Source records »
■ ■ ■ ■

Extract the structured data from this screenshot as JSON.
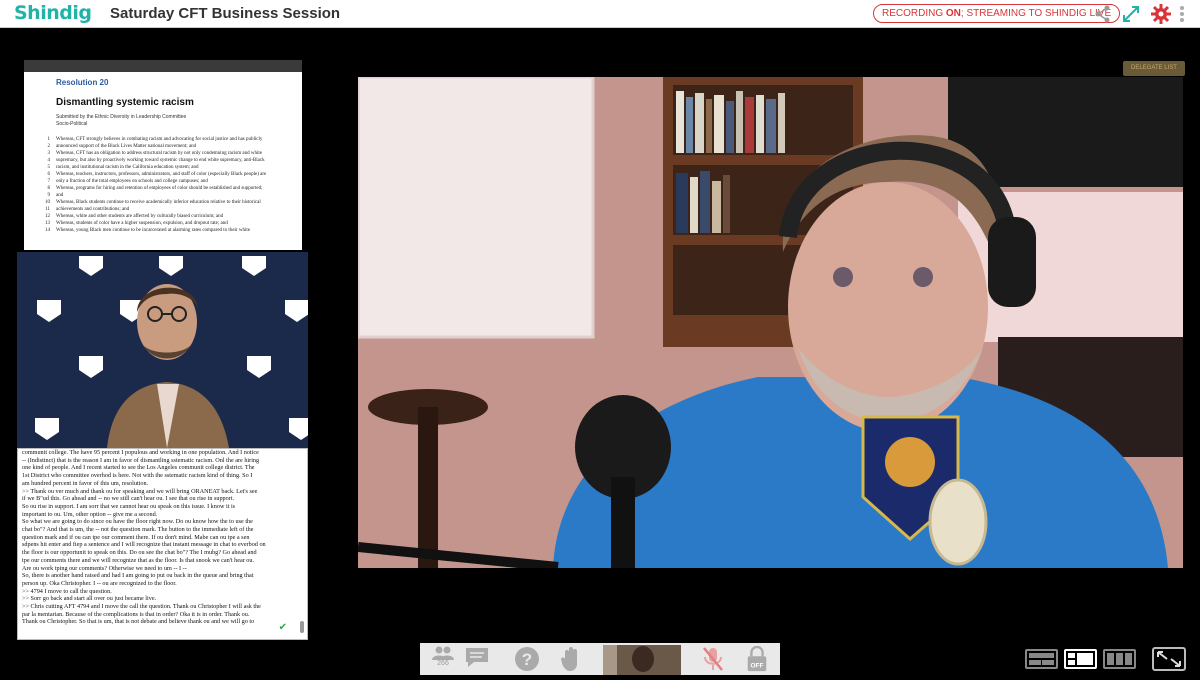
{
  "header": {
    "logo": "Shindig",
    "title": "Saturday CFT Business Session",
    "recording_prefix": "RECORDING ",
    "recording_on": "ON",
    "recording_suffix": "; STREAMING TO SHINDIG LIVE",
    "icons": [
      "share-icon",
      "expand-icon",
      "gear-icon",
      "more-icon"
    ]
  },
  "stage": {
    "delegate_button": "DELEGATE LIST"
  },
  "document": {
    "resolution_number": "Resolution 20",
    "resolution_title": "Dismantling systemic racism",
    "submitted_by": "Submitted by the Ethnic Diversity in Leadership Committee",
    "category": "Socio-Political",
    "lines": [
      {
        "n": "1",
        "text": "Whereas, CFT strongly believes in combating racism and advocating for social justice and has publicly"
      },
      {
        "n": "2",
        "text": "announced support of the Black Lives Matter national movement; and"
      },
      {
        "n": "3",
        "text": "Whereas, CFT has an obligation to address structural racism by not only condemning racism and white"
      },
      {
        "n": "4",
        "text": "supremacy, but also by proactively working toward systemic change to end white supremacy, anti-Black"
      },
      {
        "n": "5",
        "text": "racism, and institutional racism in the California education system; and"
      },
      {
        "n": "6",
        "text": "Whereas, teachers, instructors, professors, administrators, and staff of color (especially Black people) are"
      },
      {
        "n": "7",
        "text": "only a fraction of the total employees on schools and college campuses; and"
      },
      {
        "n": "8",
        "text": "Whereas, programs for hiring and retention of employees of color should be established and supported;"
      },
      {
        "n": "9",
        "text": "and"
      },
      {
        "n": "10",
        "text": "Whereas, Black students continue to receive academically inferior education relative to their historical"
      },
      {
        "n": "11",
        "text": "achievements and contributions; and"
      },
      {
        "n": "12",
        "text": "Whereas, white and other students are affected by culturally biased curriculum; and"
      },
      {
        "n": "13",
        "text": "Whereas, students of color have a higher suspension, expulsion, and dropout rate; and"
      },
      {
        "n": "14",
        "text": "Whereas, young Black men continue to be incarcerated at alarming rates compared to their white"
      }
    ]
  },
  "transcript": {
    "lines": [
      "communit college. The have 95 percent I populous and working in one population. And I notice",
      "-- (Indistinct) that is the reason I am in favor of dismantling sstematic racism. Onl the are hiring",
      "one kind of people. And I recent started to see the Los Angeles communit college district. The",
      "1st District who committee overhod is here. Not with the sstematic racism kind of thing. So I",
      "am hundred percent in favor of this um, resolution.",
      ">> Thank ou ver much and thank ou for speaking and we will bring ORANEAT back. Let's see",
      "if we B\"ud this. Go ahead and -- no we still can't hear ou. I see that ou rise in support.",
      "So ou rise in support. I am sorr that we cannot hear ou speak on this issue. I know it is",
      "important to ou. Um, other option -- give me a second.",
      "So what we are going to do since ou have the floor right now. Do ou know how the to use the",
      "chat bo\"? And that is um, the -- not the question mark. The button to the immediate left of the",
      "question mark and if ou can tpe our comment there. If ou don't mind. Mabe can ou tpe a sen",
      "sdpens hit enter and fiep a sentence and I will recognize that instant message in chat to everbod on",
      "the floor is our opportunit to speak on this. Do ou see the chat bo\"? The I mubg? Go ahead and",
      "tpe our comments there and we will recognize that as the floor. Is that snook we can't hear ou.",
      "Are ou work tping our comments? Otherwise we need to um -- I --",
      "So, there is another hand raised and had I am going to put ou back in the queue and bring that",
      "person up. Oka Christopher. I -- ou are recognized to the floor.",
      ">> 4794 I move to call the question.",
      ">> Sorr go back and start all over ou just became live.",
      ">> Chris cutting AFT 4794 and I move the call the question. Thank ou Christopher I will ask the",
      "par la mentarian. Because of the complications is that in order? Oka it is in order. Thank ou.",
      "Thank ou Christopher. So that is um, that is not debate and believe thank ou and we will go to"
    ]
  },
  "toolbar": {
    "participants_count": "266",
    "lock_label": "OFF"
  },
  "colors": {
    "brand": "#21b3a8",
    "recording": "#d9343a",
    "gear": "#d9343a"
  }
}
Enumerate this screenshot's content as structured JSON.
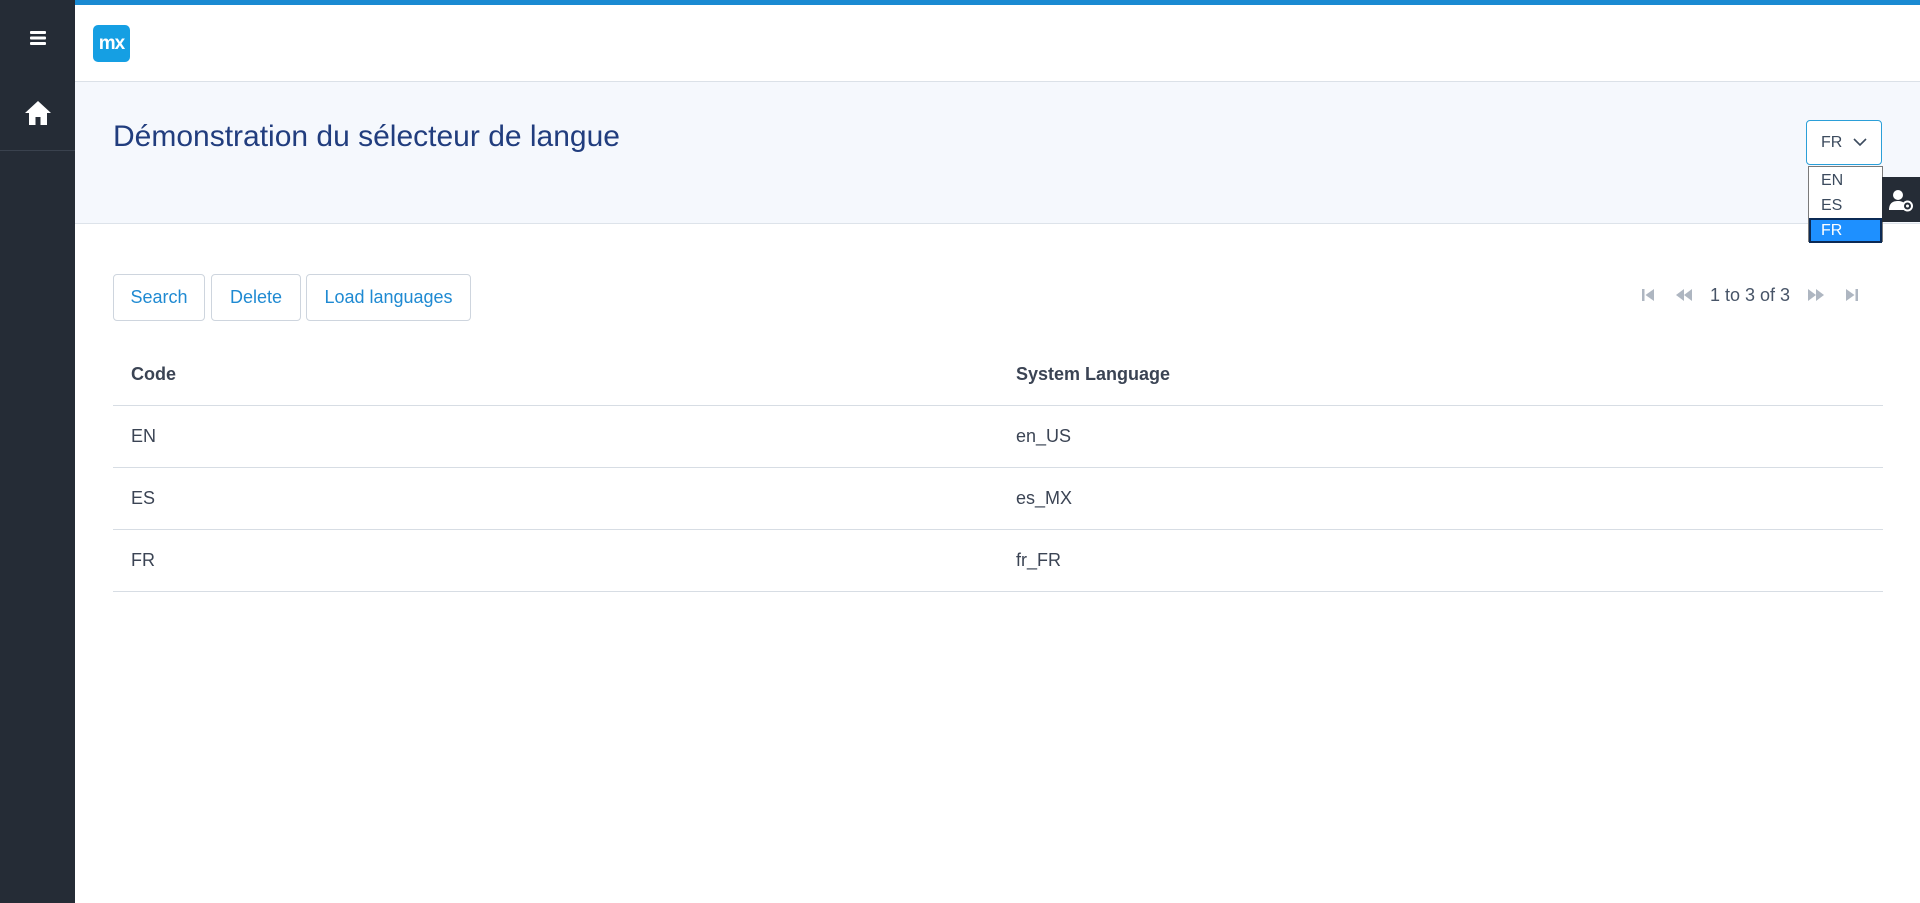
{
  "header": {
    "logo_text": "mx"
  },
  "page": {
    "title": "Démonstration du sélecteur de langue"
  },
  "language_select": {
    "selected": "FR",
    "options": [
      "EN",
      "ES",
      "FR"
    ]
  },
  "toolbar": {
    "search_label": "Search",
    "delete_label": "Delete",
    "load_label": "Load languages"
  },
  "pagination": {
    "text": "1 to 3 of 3"
  },
  "grid": {
    "columns": [
      "Code",
      "System Language"
    ],
    "rows": [
      [
        "EN",
        "en_US"
      ],
      [
        "ES",
        "es_MX"
      ],
      [
        "FR",
        "fr_FR"
      ]
    ]
  },
  "icons": {
    "menu": "hamburger-icon",
    "home": "home-icon",
    "user": "user-settings-icon",
    "first": "first-page-icon",
    "prev": "previous-page-icon",
    "next": "next-page-icon",
    "last": "last-page-icon",
    "chevron": "chevron-down-icon"
  },
  "colors": {
    "sidebar": "#252c36",
    "accent": "#1a8ad2",
    "title": "#213d7e",
    "selected_option": "#1e90ff"
  }
}
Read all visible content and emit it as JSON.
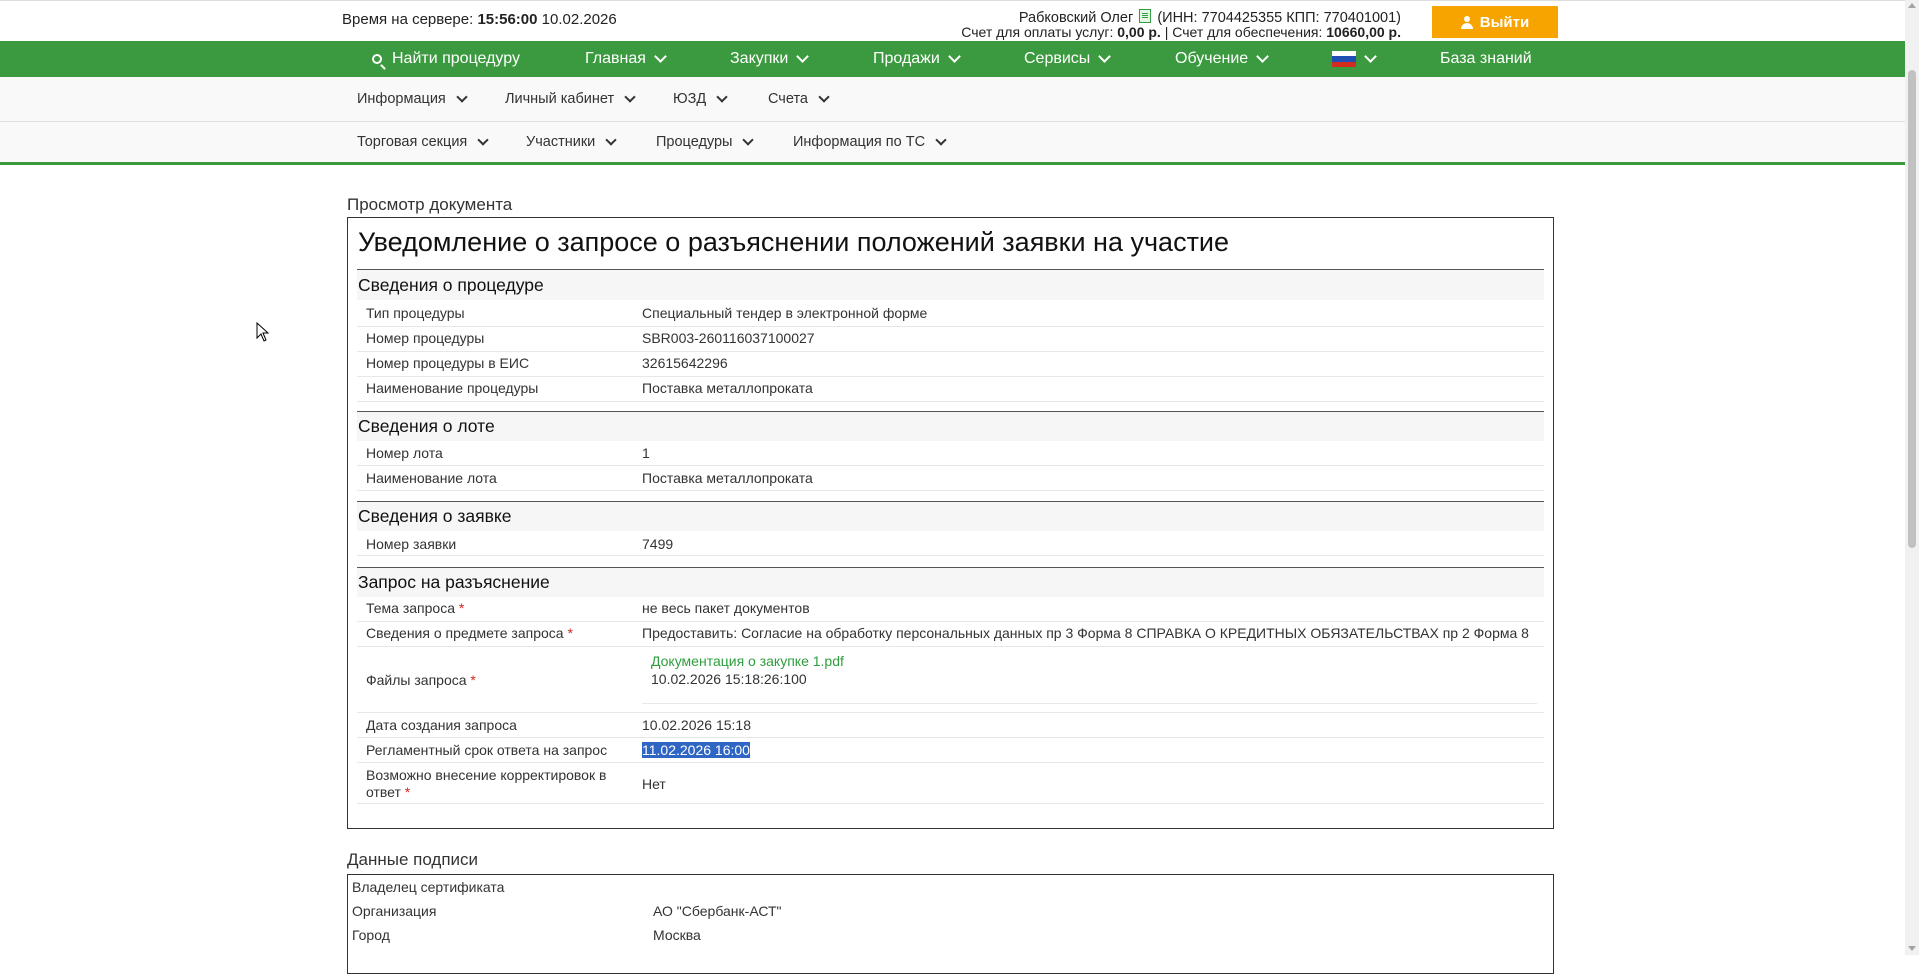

■ ■ ■ ■

What the exercise asks »
Reproduce each entry precisely, dropping only the pictures.

Task output »
Extract the structured data from this screenshot as JSON.
{
  "header": {
    "logo": "Shindig",
    "title": "Saturday CFT Business Session",
    "recording_prefix": "RECORDING ",
    "recording_on": "ON",
    "recording_suffix": "; STREAMING TO SHINDIG LIVE",
    "icons": [
      "share-icon",
      "expand-icon",
      "gear-icon",
      "more-icon"
    ]
  },
  "stage": {
    "delegate_button": "DELEGATE LIST"
  },
  "document": {
    "resolution_number": "Resolution 20",
    "resolution_title": "Dismantling systemic racism",
    "submitted_by": "Submitted by the Ethnic Diversity in Leadership Committee",
    "category": "Socio-Political",
    "lines": [
      {
        "n": "1",
        "text": "Whereas, CFT strongly believes in combating racism and advocating for social justice and has publicly"
      },
      {
        "n": "2",
        "text": "announced support of the Black Lives Matter national movement; and"
      },
      {
        "n": "3",
        "text": "Whereas, CFT has an obligation to address structural racism by not only condemning racism and white"
      },
      {
        "n": "4",
        "text": "supremacy, but also by proactively working toward systemic change to end white supremacy, anti-Black"
      },
      {
        "n": "5",
        "text": "racism, and institutional racism in the California education system; and"
      },
      {
        "n": "6",
        "text": "Whereas, teachers, instructors, professors, administrators, and staff of color (especially Black people) are"
      },
      {
        "n": "7",
        "text": "only a fraction of the total employees on schools and college campuses; and"
      },
      {
        "n": "8",
        "text": "Whereas, programs for hiring and retention of employees of color should be established and supported;"
      },
      {
        "n": "9",
        "text": "and"
      },
      {
        "n": "10",
        "text": "Whereas, Black students continue to receive academically inferior education relative to their historical"
      },
      {
        "n": "11",
        "text": "achievements and contributions; and"
      },
      {
        "n": "12",
        "text": "Whereas, white and other students are affected by culturally biased curriculum; and"
      },
      {
        "n": "13",
        "text": "Whereas, students of color have a higher suspension, expulsion, and dropout rate; and"
      },
      {
        "n": "14",
        "text": "Whereas, young Black men continue to be incarcerated at alarming rates compared to their white"
      }
    ]
  },
  "transcript": {
    "lines": [
      "communit college. The have 95 percent I populous and working in one population. And I notice",
      "-- (Indistinct) that is the reason I am in favor of dismantling sstematic racism. Onl the are hiring",
      "one kind of people. And I recent started to see the Los Angeles communit college district. The",
      "1st District who committee overhod is here. Not with the sstematic racism kind of thing. So I",
      "am hundred percent in favor of this um, resolution.",
      ">> Thank ou ver much and thank ou for speaking and we will bring ORANEAT back. Let's see",
      "if we B\"ud this. Go ahead and -- no we still can't hear ou. I see that ou rise in support.",
      "So ou rise in support. I am sorr that we cannot hear ou speak on this issue. I know it is",
      "important to ou. Um, other option -- give me a second.",
      "So what we are going to do since ou have the floor right now. Do ou know how the to use the",
      "chat bo\"? And that is um, the -- not the question mark. The button to the immediate left of the",
      "question mark and if ou can tpe our comment there. If ou don't mind. Mabe can ou tpe a sen",
      "sdpens hit enter and fiep a sentence and I will recognize that instant message in chat to everbod on",
      "the floor is our opportunit to speak on this. Do ou see the chat bo\"? The I mubg? Go ahead and",
      "tpe our comments there and we will recognize that as the floor. Is that snook we can't hear ou.",
      "Are ou work tping our comments? Otherwise we need to um -- I --",
      "So, there is another hand raised and had I am going to put ou back in the queue and bring that",
      "person up. Oka Christopher. I -- ou are recognized to the floor.",
      ">> 4794 I move to call the question.",
      ">> Sorr go back and start all over ou just became live.",
      ">> Chris cutting AFT 4794 and I move the call the question. Thank ou Christopher I will ask the",
      "par la mentarian. Because of the complications is that in order? Oka it is in order. Thank ou.",
      "Thank ou Christopher. So that is um, that is not debate and believe thank ou and we will go to"
    ]
  },
  "toolbar": {
    "participants_count": "266",
    "lock_label": "OFF"
  },
  "colors": {
    "brand": "#21b3a8",
    "recording": "#d9343a",
    "gear": "#d9343a"
  }
}
Enumerate this screenshot's content as structured JSON.
{
  "header": {
    "logo_text": "mx"
  },
  "page": {
    "title": "Démonstration du sélecteur de langue"
  },
  "language_select": {
    "selected": "FR",
    "options": [
      "EN",
      "ES",
      "FR"
    ]
  },
  "toolbar": {
    "search_label": "Search",
    "delete_label": "Delete",
    "load_label": "Load languages"
  },
  "pagination": {
    "text": "1 to 3 of 3"
  },
  "grid": {
    "columns": [
      "Code",
      "System Language"
    ],
    "rows": [
      [
        "EN",
        "en_US"
      ],
      [
        "ES",
        "es_MX"
      ],
      [
        "FR",
        "fr_FR"
      ]
    ]
  },
  "icons": {
    "menu": "hamburger-icon",
    "home": "home-icon",
    "user": "user-settings-icon",
    "first": "first-page-icon",
    "prev": "previous-page-icon",
    "next": "next-page-icon",
    "last": "last-page-icon",
    "chevron": "chevron-down-icon"
  },
  "colors": {
    "sidebar": "#252c36",
    "accent": "#1a8ad2",
    "title": "#213d7e",
    "selected_option": "#1e90ff"
  }
}
Read all visible content and emit it as JSON.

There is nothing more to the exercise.